Identify and pull out each line of the entries in which "label" occurs.

**Provided information**
+ + + +

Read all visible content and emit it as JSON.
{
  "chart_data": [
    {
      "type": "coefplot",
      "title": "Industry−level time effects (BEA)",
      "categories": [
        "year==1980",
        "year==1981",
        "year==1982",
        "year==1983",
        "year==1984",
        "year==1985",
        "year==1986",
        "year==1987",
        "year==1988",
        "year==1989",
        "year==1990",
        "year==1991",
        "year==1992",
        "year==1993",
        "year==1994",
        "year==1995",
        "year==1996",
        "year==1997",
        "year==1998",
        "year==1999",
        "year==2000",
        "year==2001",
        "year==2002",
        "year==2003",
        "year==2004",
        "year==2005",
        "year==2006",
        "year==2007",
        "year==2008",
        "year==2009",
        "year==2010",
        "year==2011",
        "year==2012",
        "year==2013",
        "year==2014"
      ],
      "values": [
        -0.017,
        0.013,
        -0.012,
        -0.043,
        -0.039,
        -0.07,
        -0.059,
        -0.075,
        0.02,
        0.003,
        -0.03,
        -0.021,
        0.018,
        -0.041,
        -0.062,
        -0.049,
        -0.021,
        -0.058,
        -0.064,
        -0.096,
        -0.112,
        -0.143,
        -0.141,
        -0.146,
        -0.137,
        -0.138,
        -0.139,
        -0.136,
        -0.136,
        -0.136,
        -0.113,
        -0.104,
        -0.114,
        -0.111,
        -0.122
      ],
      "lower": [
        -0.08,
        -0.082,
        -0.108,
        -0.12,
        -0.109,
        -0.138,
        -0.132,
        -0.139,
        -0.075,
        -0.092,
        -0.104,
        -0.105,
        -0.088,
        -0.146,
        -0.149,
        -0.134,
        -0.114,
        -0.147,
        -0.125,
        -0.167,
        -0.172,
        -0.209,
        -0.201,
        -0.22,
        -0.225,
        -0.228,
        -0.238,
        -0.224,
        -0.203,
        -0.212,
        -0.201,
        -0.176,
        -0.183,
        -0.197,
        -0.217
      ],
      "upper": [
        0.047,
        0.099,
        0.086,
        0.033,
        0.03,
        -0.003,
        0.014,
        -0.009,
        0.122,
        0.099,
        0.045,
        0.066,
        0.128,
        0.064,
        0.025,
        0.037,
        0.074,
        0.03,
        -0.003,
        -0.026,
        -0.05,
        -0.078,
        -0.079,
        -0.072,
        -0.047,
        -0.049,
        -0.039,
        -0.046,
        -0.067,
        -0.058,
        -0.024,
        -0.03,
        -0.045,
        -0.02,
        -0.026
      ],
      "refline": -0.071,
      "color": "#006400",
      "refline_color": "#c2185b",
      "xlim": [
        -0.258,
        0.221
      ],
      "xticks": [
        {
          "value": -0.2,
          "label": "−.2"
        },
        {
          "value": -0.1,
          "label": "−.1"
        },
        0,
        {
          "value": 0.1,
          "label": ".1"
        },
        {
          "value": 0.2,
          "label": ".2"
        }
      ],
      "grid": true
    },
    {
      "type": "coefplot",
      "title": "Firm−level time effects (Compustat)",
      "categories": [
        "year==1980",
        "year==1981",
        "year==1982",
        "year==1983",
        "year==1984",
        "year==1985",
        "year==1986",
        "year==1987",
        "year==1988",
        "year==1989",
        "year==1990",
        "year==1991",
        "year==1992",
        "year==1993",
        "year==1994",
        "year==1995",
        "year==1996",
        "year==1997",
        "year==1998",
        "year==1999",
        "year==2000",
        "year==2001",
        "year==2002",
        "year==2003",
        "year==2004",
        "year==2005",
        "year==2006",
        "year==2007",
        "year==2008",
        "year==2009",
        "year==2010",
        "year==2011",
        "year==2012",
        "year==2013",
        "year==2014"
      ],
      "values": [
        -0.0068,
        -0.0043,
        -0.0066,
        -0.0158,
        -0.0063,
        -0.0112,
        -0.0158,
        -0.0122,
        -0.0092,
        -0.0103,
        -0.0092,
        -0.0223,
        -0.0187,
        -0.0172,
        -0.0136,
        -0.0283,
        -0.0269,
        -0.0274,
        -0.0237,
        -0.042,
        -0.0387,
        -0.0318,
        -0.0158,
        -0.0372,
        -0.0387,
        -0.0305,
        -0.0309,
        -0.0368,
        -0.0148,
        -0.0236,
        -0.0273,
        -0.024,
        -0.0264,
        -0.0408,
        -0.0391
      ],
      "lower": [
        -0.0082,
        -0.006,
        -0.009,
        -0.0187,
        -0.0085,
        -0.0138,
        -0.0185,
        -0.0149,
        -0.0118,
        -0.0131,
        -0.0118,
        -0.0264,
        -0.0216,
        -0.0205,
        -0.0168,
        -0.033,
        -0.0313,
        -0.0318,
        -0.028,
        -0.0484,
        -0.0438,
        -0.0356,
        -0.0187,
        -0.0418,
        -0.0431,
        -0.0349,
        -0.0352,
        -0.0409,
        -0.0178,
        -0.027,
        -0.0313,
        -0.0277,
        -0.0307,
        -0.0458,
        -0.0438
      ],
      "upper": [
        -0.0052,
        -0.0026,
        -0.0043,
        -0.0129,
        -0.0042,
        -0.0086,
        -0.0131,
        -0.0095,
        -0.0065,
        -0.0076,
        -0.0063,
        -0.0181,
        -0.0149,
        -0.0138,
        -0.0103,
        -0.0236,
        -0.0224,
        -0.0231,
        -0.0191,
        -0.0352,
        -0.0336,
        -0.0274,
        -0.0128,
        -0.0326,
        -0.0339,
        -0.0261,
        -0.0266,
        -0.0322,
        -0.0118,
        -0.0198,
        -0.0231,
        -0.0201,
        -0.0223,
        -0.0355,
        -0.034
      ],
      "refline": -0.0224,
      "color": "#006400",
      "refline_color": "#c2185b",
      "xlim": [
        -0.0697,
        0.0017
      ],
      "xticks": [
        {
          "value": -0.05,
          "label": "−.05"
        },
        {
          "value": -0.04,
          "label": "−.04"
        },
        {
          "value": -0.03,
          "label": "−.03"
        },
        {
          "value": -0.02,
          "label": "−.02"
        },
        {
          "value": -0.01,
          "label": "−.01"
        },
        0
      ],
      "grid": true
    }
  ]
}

+ + + +

**Exercise solution**
          "label": "−.2"
          "label": "−.1"
          "label": ".1"
          "label": ".2"
          "label": "−.05"
          "label": "−.04"
          "label": "−.03"
          "label": "−.02"
          "label": "−.01"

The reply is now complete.